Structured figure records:

********

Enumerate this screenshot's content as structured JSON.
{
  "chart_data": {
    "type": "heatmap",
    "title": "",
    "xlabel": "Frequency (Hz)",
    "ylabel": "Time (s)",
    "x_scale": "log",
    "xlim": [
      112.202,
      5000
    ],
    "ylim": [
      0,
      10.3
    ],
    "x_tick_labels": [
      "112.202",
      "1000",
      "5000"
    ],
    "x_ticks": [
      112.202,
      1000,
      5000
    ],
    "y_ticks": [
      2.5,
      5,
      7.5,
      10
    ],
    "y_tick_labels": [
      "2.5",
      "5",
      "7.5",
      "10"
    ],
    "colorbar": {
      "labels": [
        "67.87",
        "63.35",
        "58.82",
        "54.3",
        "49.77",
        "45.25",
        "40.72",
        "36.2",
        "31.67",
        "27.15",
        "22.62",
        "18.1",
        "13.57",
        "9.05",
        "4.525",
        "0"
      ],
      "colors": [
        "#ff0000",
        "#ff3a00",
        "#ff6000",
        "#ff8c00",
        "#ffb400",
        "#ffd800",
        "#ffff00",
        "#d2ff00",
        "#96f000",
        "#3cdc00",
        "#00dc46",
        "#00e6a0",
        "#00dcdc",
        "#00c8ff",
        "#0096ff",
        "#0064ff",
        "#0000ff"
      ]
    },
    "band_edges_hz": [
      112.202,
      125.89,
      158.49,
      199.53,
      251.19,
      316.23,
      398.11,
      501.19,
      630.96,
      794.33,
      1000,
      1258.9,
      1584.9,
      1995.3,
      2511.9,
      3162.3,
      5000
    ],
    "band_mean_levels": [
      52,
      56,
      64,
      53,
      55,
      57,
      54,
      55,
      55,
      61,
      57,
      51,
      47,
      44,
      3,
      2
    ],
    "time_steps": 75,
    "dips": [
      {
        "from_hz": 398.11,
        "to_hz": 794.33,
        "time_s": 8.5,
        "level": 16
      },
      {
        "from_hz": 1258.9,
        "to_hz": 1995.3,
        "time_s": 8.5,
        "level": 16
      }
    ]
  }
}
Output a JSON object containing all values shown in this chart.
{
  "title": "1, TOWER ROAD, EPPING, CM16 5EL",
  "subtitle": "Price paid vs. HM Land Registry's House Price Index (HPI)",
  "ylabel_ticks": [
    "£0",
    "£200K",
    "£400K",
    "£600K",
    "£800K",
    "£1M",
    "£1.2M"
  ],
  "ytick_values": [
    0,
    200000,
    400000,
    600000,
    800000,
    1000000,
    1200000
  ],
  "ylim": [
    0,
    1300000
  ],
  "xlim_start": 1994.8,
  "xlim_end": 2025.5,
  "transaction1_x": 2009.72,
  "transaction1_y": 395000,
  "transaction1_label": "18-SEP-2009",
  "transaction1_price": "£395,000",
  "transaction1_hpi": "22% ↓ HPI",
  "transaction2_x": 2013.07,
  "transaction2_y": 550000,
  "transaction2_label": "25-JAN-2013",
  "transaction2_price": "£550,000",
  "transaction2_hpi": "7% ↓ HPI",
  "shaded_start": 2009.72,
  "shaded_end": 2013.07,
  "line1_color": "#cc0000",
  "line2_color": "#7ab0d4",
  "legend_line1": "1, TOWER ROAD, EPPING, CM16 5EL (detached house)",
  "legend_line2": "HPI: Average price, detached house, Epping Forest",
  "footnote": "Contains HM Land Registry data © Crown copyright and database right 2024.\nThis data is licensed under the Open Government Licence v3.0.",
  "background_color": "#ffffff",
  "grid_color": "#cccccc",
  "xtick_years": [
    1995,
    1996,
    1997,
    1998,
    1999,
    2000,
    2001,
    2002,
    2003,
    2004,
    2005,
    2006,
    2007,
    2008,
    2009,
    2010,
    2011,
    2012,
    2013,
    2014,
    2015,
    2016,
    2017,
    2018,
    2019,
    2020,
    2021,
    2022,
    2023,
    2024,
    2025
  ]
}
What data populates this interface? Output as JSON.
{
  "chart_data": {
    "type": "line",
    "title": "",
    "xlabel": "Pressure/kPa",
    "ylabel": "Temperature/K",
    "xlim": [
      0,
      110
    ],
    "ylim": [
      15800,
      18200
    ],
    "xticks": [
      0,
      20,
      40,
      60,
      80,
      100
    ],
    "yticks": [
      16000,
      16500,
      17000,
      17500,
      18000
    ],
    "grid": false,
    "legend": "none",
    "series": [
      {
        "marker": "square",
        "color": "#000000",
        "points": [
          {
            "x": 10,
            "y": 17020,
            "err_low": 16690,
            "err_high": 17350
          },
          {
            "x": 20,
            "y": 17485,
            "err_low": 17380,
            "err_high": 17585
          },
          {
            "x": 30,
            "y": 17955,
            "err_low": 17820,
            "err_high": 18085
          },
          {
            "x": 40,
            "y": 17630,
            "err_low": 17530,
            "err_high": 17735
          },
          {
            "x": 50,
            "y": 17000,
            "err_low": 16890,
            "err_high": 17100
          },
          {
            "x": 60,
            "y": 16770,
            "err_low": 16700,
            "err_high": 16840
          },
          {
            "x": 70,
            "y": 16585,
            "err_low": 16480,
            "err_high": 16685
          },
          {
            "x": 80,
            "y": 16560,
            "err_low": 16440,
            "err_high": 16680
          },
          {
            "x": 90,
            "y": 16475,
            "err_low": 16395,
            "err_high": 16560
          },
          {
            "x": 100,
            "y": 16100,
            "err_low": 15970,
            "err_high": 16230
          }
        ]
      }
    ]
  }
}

********

» **WHAT IS BEING ASKED**: Output the lines above verbatim and in full.

» **SOLUTION TO THIS TASK**:
Enumerate this screenshot's content as structured JSON.
{
  "chart_data": {
    "type": "heatmap",
    "title": "",
    "xlabel": "Frequency (Hz)",
    "ylabel": "Time (s)",
    "x_scale": "log",
    "xlim": [
      112.202,
      5000
    ],
    "ylim": [
      0,
      10.3
    ],
    "x_tick_labels": [
      "112.202",
      "1000",
      "5000"
    ],
    "x_ticks": [
      112.202,
      1000,
      5000
    ],
    "y_ticks": [
      2.5,
      5,
      7.5,
      10
    ],
    "y_tick_labels": [
      "2.5",
      "5",
      "7.5",
      "10"
    ],
    "colorbar": {
      "labels": [
        "67.87",
        "63.35",
        "58.82",
        "54.3",
        "49.77",
        "45.25",
        "40.72",
        "36.2",
        "31.67",
        "27.15",
        "22.62",
        "18.1",
        "13.57",
        "9.05",
        "4.525",
        "0"
      ],
      "colors": [
        "#ff0000",
        "#ff3a00",
        "#ff6000",
        "#ff8c00",
        "#ffb400",
        "#ffd800",
        "#ffff00",
        "#d2ff00",
        "#96f000",
        "#3cdc00",
        "#00dc46",
        "#00e6a0",
        "#00dcdc",
        "#00c8ff",
        "#0096ff",
        "#0064ff",
        "#0000ff"
      ]
    },
    "band_edges_hz": [
      112.202,
      125.89,
      158.49,
      199.53,
      251.19,
      316.23,
      398.11,
      501.19,
      630.96,
      794.33,
      1000,
      1258.9,
      1584.9,
      1995.3,
      2511.9,
      3162.3,
      5000
    ],
    "band_mean_levels": [
      52,
      56,
      64,
      53,
      55,
      57,
      54,
      55,
      55,
      61,
      57,
      51,
      47,
      44,
      3,
      2
    ],
    "time_steps": 75,
    "dips": [
      {
        "from_hz": 398.11,
        "to_hz": 794.33,
        "time_s": 8.5,
        "level": 16
      },
      {
        "from_hz": 1258.9,
        "to_hz": 1995.3,
        "time_s": 8.5,
        "level": 16
      }
    ]
  }
}
Output a JSON object containing all values shown in this chart.
{
  "title": "1, TOWER ROAD, EPPING, CM16 5EL",
  "subtitle": "Price paid vs. HM Land Registry's House Price Index (HPI)",
  "ylabel_ticks": [
    "£0",
    "£200K",
    "£400K",
    "£600K",
    "£800K",
    "£1M",
    "£1.2M"
  ],
  "ytick_values": [
    0,
    200000,
    400000,
    600000,
    800000,
    1000000,
    1200000
  ],
  "ylim": [
    0,
    1300000
  ],
  "xlim_start": 1994.8,
  "xlim_end": 2025.5,
  "transaction1_x": 2009.72,
  "transaction1_y": 395000,
  "transaction1_label": "18-SEP-2009",
  "transaction1_price": "£395,000",
  "transaction1_hpi": "22% ↓ HPI",
  "transaction2_x": 2013.07,
  "transaction2_y": 550000,
  "transaction2_label": "25-JAN-2013",
  "transaction2_price": "£550,000",
  "transaction2_hpi": "7% ↓ HPI",
  "shaded_start": 2009.72,
  "shaded_end": 2013.07,
  "line1_color": "#cc0000",
  "line2_color": "#7ab0d4",
  "legend_line1": "1, TOWER ROAD, EPPING, CM16 5EL (detached house)",
  "legend_line2": "HPI: Average price, detached house, Epping Forest",
  "footnote": "Contains HM Land Registry data © Crown copyright and database right 2024.\nThis data is licensed under the Open Government Licence v3.0.",
  "background_color": "#ffffff",
  "grid_color": "#cccccc",
  "xtick_years": [
    1995,
    1996,
    1997,
    1998,
    1999,
    2000,
    2001,
    2002,
    2003,
    2004,
    2005,
    2006,
    2007,
    2008,
    2009,
    2010,
    2011,
    2012,
    2013,
    2014,
    2015,
    2016,
    2017,
    2018,
    2019,
    2020,
    2021,
    2022,
    2023,
    2024,
    2025
  ]
}
What data populates this interface? Output as JSON.
{
  "chart_data": {
    "type": "line",
    "title": "",
    "xlabel": "Pressure/kPa",
    "ylabel": "Temperature/K",
    "xlim": [
      0,
      110
    ],
    "ylim": [
      15800,
      18200
    ],
    "xticks": [
      0,
      20,
      40,
      60,
      80,
      100
    ],
    "yticks": [
      16000,
      16500,
      17000,
      17500,
      18000
    ],
    "grid": false,
    "legend": "none",
    "series": [
      {
        "marker": "square",
        "color": "#000000",
        "points": [
          {
            "x": 10,
            "y": 17020,
            "err_low": 16690,
            "err_high": 17350
          },
          {
            "x": 20,
            "y": 17485,
            "err_low": 17380,
            "err_high": 17585
          },
          {
            "x": 30,
            "y": 17955,
            "err_low": 17820,
            "err_high": 18085
          },
          {
            "x": 40,
            "y": 17630,
            "err_low": 17530,
            "err_high": 17735
          },
          {
            "x": 50,
            "y": 17000,
            "err_low": 16890,
            "err_high": 17100
          },
          {
            "x": 60,
            "y": 16770,
            "err_low": 16700,
            "err_high": 16840
          },
          {
            "x": 70,
            "y": 16585,
            "err_low": 16480,
            "err_high": 16685
          },
          {
            "x": 80,
            "y": 16560,
            "err_low": 16440,
            "err_high": 16680
          },
          {
            "x": 90,
            "y": 16475,
            "err_low": 16395,
            "err_high": 16560
          },
          {
            "x": 100,
            "y": 16100,
            "err_low": 15970,
            "err_high": 16230
          }
        ]
      }
    ]
  }
}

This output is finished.